- [Problem details]: Please reproduce each of the entries below line for line, without changing anything.

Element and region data
□ □ □ □

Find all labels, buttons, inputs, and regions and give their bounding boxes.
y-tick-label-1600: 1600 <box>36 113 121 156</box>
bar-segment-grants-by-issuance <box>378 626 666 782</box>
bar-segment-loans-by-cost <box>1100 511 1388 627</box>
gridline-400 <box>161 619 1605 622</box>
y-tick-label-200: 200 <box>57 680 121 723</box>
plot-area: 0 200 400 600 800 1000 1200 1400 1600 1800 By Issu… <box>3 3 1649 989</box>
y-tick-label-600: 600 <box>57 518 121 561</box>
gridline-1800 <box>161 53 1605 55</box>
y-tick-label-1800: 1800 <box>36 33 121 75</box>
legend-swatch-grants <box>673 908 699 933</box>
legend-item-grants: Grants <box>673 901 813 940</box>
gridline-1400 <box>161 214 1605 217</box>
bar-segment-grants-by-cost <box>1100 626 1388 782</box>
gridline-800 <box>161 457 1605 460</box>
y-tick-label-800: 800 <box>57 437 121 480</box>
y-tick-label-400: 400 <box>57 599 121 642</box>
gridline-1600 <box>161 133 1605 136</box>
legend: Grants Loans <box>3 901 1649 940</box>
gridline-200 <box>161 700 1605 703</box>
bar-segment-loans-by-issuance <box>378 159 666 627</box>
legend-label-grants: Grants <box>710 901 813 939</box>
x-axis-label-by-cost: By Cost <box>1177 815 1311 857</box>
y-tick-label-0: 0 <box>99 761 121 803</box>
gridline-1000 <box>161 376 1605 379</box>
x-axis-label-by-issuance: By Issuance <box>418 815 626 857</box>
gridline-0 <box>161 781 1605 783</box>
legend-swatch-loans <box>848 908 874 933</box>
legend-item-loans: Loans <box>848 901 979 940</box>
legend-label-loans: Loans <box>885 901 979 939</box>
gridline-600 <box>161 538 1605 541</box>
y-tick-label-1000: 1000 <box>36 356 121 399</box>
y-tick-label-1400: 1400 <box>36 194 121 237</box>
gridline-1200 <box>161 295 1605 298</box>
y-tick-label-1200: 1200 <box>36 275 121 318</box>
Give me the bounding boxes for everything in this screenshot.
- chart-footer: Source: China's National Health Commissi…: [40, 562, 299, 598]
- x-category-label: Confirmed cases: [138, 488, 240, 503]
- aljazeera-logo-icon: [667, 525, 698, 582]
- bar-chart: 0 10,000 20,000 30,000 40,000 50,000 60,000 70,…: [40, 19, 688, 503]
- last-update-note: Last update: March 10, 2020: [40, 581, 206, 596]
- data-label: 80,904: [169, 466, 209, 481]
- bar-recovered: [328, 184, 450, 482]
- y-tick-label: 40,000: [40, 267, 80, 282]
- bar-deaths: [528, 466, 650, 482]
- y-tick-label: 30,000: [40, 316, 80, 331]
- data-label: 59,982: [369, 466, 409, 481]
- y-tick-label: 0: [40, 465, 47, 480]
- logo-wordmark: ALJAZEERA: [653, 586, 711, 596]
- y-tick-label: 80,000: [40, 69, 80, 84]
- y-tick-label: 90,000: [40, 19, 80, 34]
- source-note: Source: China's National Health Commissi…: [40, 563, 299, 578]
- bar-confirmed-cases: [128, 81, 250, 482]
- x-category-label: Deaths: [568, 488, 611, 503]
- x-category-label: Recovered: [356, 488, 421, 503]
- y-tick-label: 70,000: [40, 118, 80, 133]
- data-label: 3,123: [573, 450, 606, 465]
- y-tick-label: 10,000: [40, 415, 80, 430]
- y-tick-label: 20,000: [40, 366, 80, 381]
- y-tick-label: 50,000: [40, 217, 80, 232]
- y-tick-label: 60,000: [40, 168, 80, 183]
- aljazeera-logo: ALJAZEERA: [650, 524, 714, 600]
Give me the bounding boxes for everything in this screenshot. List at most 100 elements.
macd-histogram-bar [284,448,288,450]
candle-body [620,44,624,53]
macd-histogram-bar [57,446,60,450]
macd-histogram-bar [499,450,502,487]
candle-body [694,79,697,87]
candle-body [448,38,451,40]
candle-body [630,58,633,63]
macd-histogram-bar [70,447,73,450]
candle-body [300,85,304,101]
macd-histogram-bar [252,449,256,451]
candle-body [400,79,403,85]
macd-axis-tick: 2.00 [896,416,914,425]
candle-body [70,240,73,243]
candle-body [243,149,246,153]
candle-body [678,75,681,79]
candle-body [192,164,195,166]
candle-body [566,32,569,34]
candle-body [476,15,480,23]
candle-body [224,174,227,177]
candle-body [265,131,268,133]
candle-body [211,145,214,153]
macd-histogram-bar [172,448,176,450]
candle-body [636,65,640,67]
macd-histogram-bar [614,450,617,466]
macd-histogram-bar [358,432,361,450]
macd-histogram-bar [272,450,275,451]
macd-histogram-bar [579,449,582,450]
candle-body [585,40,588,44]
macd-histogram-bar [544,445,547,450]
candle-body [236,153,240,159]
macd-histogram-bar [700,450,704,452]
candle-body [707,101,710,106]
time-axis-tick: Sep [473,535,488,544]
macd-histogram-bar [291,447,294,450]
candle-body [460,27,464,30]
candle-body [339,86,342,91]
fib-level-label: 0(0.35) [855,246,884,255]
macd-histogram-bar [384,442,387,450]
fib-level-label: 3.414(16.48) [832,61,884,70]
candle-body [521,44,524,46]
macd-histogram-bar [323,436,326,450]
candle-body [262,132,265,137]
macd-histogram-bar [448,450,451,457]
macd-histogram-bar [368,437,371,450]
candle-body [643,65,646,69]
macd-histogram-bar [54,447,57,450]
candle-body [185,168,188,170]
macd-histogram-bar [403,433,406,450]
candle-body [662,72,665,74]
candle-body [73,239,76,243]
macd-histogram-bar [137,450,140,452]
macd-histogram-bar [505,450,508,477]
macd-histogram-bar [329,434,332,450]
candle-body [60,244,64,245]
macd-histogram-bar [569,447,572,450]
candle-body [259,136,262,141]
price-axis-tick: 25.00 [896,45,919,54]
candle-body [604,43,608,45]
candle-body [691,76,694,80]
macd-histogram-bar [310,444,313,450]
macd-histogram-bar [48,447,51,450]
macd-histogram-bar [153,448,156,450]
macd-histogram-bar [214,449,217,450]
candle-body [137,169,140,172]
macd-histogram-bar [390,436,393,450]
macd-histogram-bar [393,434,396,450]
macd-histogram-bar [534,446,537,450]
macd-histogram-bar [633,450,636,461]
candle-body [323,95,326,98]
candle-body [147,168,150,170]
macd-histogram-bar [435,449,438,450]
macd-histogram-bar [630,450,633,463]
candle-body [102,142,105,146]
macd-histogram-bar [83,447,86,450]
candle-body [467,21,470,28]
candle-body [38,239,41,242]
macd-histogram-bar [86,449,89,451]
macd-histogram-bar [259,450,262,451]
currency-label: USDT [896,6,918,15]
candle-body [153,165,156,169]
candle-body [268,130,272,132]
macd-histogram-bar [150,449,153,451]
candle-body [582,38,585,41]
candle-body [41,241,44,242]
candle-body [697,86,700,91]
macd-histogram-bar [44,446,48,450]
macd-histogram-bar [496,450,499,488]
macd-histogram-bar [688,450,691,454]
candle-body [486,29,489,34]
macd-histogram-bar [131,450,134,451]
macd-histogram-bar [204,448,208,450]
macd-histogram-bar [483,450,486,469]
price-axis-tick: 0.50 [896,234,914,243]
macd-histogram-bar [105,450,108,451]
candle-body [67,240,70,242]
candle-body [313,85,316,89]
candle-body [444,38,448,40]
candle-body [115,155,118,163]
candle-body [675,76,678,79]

□ □ □ □

- [Task result]:
Find all labels, buttons, inputs, and regions and give their bounding boxes.
y-tick-label-1600: 1600 <box>36 113 121 156</box>
bar-segment-grants-by-issuance <box>378 626 666 782</box>
bar-segment-loans-by-cost <box>1100 511 1388 627</box>
gridline-400 <box>161 619 1605 622</box>
y-tick-label-200: 200 <box>57 680 121 723</box>
plot-area: 0 200 400 600 800 1000 1200 1400 1600 1800 By Issu… <box>3 3 1649 989</box>
y-tick-label-600: 600 <box>57 518 121 561</box>
gridline-1800 <box>161 53 1605 55</box>
y-tick-label-1800: 1800 <box>36 33 121 75</box>
legend-swatch-grants <box>673 908 699 933</box>
legend-item-grants: Grants <box>673 901 813 940</box>
gridline-1400 <box>161 214 1605 217</box>
bar-segment-grants-by-cost <box>1100 626 1388 782</box>
gridline-800 <box>161 457 1605 460</box>
y-tick-label-800: 800 <box>57 437 121 480</box>
y-tick-label-400: 400 <box>57 599 121 642</box>
gridline-1600 <box>161 133 1605 136</box>
legend: Grants Loans <box>3 901 1649 940</box>
gridline-200 <box>161 700 1605 703</box>
bar-segment-loans-by-issuance <box>378 159 666 627</box>
legend-label-grants: Grants <box>710 901 813 939</box>
x-axis-label-by-cost: By Cost <box>1177 815 1311 857</box>
y-tick-label-0: 0 <box>99 761 121 803</box>
gridline-1000 <box>161 376 1605 379</box>
x-axis-label-by-issuance: By Issuance <box>418 815 626 857</box>
gridline-0 <box>161 781 1605 783</box>
legend-swatch-loans <box>848 908 874 933</box>
legend-item-loans: Loans <box>848 901 979 940</box>
legend-label-loans: Loans <box>885 901 979 939</box>
gridline-600 <box>161 538 1605 541</box>
y-tick-label-1000: 1000 <box>36 356 121 399</box>
y-tick-label-1400: 1400 <box>36 194 121 237</box>
gridline-1200 <box>161 295 1605 298</box>
y-tick-label-1200: 1200 <box>36 275 121 318</box>
Give me the bounding boxes for everything in this screenshot.
- chart-footer: Source: China's National Health Commissi…: [40, 562, 299, 598]
- x-category-label: Confirmed cases: [138, 488, 240, 503]
- aljazeera-logo-icon: [667, 525, 698, 582]
- bar-chart: 0 10,000 20,000 30,000 40,000 50,000 60,000 70,…: [40, 19, 688, 503]
- last-update-note: Last update: March 10, 2020: [40, 581, 206, 596]
- data-label: 80,904: [169, 466, 209, 481]
- bar-recovered: [328, 184, 450, 482]
- y-tick-label: 40,000: [40, 267, 80, 282]
- bar-deaths: [528, 466, 650, 482]
- y-tick-label: 30,000: [40, 316, 80, 331]
- data-label: 59,982: [369, 466, 409, 481]
- y-tick-label: 0: [40, 465, 47, 480]
- logo-wordmark: ALJAZEERA: [653, 586, 711, 596]
- y-tick-label: 80,000: [40, 69, 80, 84]
- y-tick-label: 90,000: [40, 19, 80, 34]
- source-note: Source: China's National Health Commissi…: [40, 563, 299, 578]
- bar-confirmed-cases: [128, 81, 250, 482]
- x-category-label: Deaths: [568, 488, 611, 503]
- x-category-label: Recovered: [356, 488, 421, 503]
- y-tick-label: 70,000: [40, 118, 80, 133]
- data-label: 3,123: [573, 450, 606, 465]
- y-tick-label: 10,000: [40, 415, 80, 430]
- y-tick-label: 20,000: [40, 366, 80, 381]
- y-tick-label: 50,000: [40, 217, 80, 232]
- y-tick-label: 60,000: [40, 168, 80, 183]
- aljazeera-logo: ALJAZEERA: [650, 524, 714, 600]
Give me the bounding boxes for everything in this screenshot. List at most 100 elements.
macd-histogram-bar [284,448,288,450]
candle-body [620,44,624,53]
macd-histogram-bar [57,446,60,450]
macd-histogram-bar [499,450,502,487]
candle-body [694,79,697,87]
candle-body [448,38,451,40]
candle-body [630,58,633,63]
macd-histogram-bar [70,447,73,450]
candle-body [300,85,304,101]
macd-histogram-bar [252,449,256,451]
candle-body [400,79,403,85]
macd-axis-tick: 2.00 [896,416,914,425]
candle-body [70,240,73,243]
candle-body [243,149,246,153]
candle-body [678,75,681,79]
candle-body [192,164,195,166]
candle-body [566,32,569,34]
candle-body [476,15,480,23]
candle-body [224,174,227,177]
candle-body [265,131,268,133]
candle-body [211,145,214,153]
macd-histogram-bar [172,448,176,450]
candle-body [636,65,640,67]
macd-histogram-bar [614,450,617,466]
macd-histogram-bar [358,432,361,450]
macd-histogram-bar [272,450,275,451]
macd-histogram-bar [579,449,582,450]
candle-body [585,40,588,44]
macd-histogram-bar [544,445,547,450]
candle-body [236,153,240,159]
macd-histogram-bar [700,450,704,452]
candle-body [707,101,710,106]
time-axis-tick: Sep [473,535,488,544]
macd-histogram-bar [291,447,294,450]
candle-body [460,27,464,30]
candle-body [339,86,342,91]
fib-level-label: 0(0.35) [855,246,884,255]
macd-histogram-bar [384,442,387,450]
fib-level-label: 3.414(16.48) [832,61,884,70]
candle-body [521,44,524,46]
macd-histogram-bar [323,436,326,450]
candle-body [262,132,265,137]
macd-histogram-bar [448,450,451,457]
macd-histogram-bar [368,437,371,450]
candle-body [643,65,646,69]
macd-histogram-bar [54,447,57,450]
candle-body [185,168,188,170]
macd-histogram-bar [403,433,406,450]
candle-body [662,72,665,74]
candle-body [73,239,76,243]
macd-histogram-bar [137,450,140,452]
macd-histogram-bar [505,450,508,477]
macd-histogram-bar [329,434,332,450]
candle-body [60,244,64,245]
macd-histogram-bar [569,447,572,450]
candle-body [259,136,262,141]
price-axis-tick: 25.00 [896,45,919,54]
candle-body [604,43,608,45]
candle-body [691,76,694,80]
macd-histogram-bar [310,444,313,450]
macd-histogram-bar [48,447,51,450]
macd-histogram-bar [153,448,156,450]
macd-histogram-bar [214,449,217,450]
candle-body [137,169,140,172]
macd-histogram-bar [390,436,393,450]
macd-histogram-bar [393,434,396,450]
macd-histogram-bar [534,446,537,450]
macd-histogram-bar [633,450,636,461]
candle-body [323,95,326,98]
candle-body [147,168,150,170]
macd-histogram-bar [435,449,438,450]
macd-histogram-bar [630,450,633,463]
candle-body [102,142,105,146]
macd-histogram-bar [83,447,86,450]
candle-body [467,21,470,28]
candle-body [38,239,41,242]
macd-histogram-bar [86,449,89,451]
macd-histogram-bar [259,450,262,451]
currency-label: USDT [896,6,918,15]
candle-body [153,165,156,169]
candle-body [268,130,272,132]
macd-histogram-bar [150,449,153,451]
candle-body [582,38,585,41]
candle-body [41,241,44,242]
candle-body [697,86,700,91]
macd-histogram-bar [44,446,48,450]
macd-histogram-bar [496,450,499,488]
macd-histogram-bar [688,450,691,454]
candle-body [486,29,489,34]
macd-histogram-bar [131,450,134,451]
macd-histogram-bar [204,448,208,450]
macd-histogram-bar [483,450,486,469]
price-axis-tick: 0.50 [896,234,914,243]
macd-histogram-bar [105,450,108,451]
candle-body [67,240,70,242]
candle-body [313,85,316,89]
candle-body [444,38,448,40]
candle-body [115,155,118,163]
candle-body [675,76,678,79]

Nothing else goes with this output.